■ やること: 下のデータを、いちばん最初の行から「text-line: 持。: [242, 215, 316, 258]」が入っている行まで、両はしの行も含めて一字も変えずに書き出してください。

■ 練習用データ:

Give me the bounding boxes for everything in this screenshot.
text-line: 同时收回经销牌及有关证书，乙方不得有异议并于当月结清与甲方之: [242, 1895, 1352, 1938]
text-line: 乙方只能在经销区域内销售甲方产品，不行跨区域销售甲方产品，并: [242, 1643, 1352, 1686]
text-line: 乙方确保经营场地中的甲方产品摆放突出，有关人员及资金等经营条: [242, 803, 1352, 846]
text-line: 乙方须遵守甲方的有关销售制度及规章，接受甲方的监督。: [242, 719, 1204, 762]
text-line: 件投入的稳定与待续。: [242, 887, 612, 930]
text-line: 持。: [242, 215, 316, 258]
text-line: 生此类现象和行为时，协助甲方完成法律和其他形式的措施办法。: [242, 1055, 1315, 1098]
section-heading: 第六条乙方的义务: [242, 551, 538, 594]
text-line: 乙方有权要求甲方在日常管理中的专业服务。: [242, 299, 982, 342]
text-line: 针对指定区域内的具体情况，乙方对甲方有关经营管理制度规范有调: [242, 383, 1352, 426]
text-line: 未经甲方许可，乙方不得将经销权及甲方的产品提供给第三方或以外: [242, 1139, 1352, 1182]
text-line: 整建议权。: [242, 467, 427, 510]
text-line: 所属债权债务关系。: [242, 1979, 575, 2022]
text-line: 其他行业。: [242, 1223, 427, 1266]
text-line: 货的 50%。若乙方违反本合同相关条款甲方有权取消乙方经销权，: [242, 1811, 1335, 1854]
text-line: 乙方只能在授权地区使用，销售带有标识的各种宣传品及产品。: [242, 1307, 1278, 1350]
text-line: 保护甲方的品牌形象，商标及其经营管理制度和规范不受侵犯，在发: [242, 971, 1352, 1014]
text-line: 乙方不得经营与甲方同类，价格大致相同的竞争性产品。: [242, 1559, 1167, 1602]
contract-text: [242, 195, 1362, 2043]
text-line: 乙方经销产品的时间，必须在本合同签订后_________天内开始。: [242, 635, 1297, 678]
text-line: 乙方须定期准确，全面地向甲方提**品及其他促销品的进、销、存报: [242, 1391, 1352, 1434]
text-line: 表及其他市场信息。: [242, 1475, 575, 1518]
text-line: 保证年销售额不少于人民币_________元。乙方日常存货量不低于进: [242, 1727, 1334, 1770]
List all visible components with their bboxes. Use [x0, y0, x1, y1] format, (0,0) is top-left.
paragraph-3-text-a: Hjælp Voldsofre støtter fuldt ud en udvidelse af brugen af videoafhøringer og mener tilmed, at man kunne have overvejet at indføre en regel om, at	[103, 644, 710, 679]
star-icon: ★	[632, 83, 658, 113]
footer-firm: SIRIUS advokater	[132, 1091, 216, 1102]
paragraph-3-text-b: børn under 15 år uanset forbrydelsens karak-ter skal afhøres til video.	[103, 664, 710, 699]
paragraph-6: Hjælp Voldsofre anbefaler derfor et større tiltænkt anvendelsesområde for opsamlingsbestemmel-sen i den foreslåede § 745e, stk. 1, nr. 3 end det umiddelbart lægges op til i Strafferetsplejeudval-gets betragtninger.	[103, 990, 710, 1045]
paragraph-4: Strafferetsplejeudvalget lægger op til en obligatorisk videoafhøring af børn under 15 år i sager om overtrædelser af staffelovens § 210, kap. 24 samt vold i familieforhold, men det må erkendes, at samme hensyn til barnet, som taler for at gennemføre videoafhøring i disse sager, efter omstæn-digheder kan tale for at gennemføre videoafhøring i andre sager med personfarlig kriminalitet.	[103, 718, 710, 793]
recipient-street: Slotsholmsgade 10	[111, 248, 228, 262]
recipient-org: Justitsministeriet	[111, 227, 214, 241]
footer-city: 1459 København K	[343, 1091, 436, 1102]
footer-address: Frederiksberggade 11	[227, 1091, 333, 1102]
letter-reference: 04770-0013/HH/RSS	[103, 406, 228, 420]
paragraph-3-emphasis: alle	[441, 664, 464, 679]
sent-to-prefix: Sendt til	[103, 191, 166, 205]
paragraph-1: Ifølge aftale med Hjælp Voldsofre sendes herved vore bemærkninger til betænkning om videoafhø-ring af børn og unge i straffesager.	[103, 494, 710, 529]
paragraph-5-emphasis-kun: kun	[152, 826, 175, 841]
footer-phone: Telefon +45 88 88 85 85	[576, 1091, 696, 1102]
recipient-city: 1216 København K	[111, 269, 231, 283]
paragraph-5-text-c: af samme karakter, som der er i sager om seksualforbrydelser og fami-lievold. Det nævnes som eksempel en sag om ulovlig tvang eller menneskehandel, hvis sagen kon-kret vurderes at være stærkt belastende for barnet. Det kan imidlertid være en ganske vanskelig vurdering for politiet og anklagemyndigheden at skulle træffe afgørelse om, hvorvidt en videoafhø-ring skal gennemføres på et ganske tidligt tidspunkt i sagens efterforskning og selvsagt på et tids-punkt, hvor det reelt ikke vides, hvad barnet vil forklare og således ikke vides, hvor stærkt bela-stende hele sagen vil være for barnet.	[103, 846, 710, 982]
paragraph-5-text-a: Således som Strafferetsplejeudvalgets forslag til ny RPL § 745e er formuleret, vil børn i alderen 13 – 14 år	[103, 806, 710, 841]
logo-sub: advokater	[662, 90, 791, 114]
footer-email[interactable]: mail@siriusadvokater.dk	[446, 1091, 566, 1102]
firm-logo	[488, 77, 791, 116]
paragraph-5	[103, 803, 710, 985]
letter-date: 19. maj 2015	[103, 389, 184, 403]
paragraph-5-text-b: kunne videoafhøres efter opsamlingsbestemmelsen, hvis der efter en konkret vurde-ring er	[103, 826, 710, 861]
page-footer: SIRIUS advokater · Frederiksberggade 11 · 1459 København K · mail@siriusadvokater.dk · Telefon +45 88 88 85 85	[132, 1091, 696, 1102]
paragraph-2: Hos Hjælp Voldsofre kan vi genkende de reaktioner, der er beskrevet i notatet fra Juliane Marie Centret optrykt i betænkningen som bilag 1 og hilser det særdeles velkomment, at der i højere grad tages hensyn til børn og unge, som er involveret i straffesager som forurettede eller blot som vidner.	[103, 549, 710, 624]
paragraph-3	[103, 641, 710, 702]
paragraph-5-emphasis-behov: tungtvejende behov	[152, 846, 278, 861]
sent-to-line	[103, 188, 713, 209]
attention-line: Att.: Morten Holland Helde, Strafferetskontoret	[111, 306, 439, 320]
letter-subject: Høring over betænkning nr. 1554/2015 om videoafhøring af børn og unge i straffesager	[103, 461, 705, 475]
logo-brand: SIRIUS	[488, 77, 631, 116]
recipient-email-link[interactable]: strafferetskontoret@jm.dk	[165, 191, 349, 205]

■ できあがり:
Give me the bounding boxes for everything in this screenshot.
text-line: 同时收回经销牌及有关证书，乙方不得有异议并于当月结清与甲方之: [242, 1895, 1352, 1938]
text-line: 乙方只能在经销区域内销售甲方产品，不行跨区域销售甲方产品，并: [242, 1643, 1352, 1686]
text-line: 乙方确保经营场地中的甲方产品摆放突出，有关人员及资金等经营条: [242, 803, 1352, 846]
text-line: 乙方须遵守甲方的有关销售制度及规章，接受甲方的监督。: [242, 719, 1204, 762]
text-line: 件投入的稳定与待续。: [242, 887, 612, 930]
text-line: 持。: [242, 215, 316, 258]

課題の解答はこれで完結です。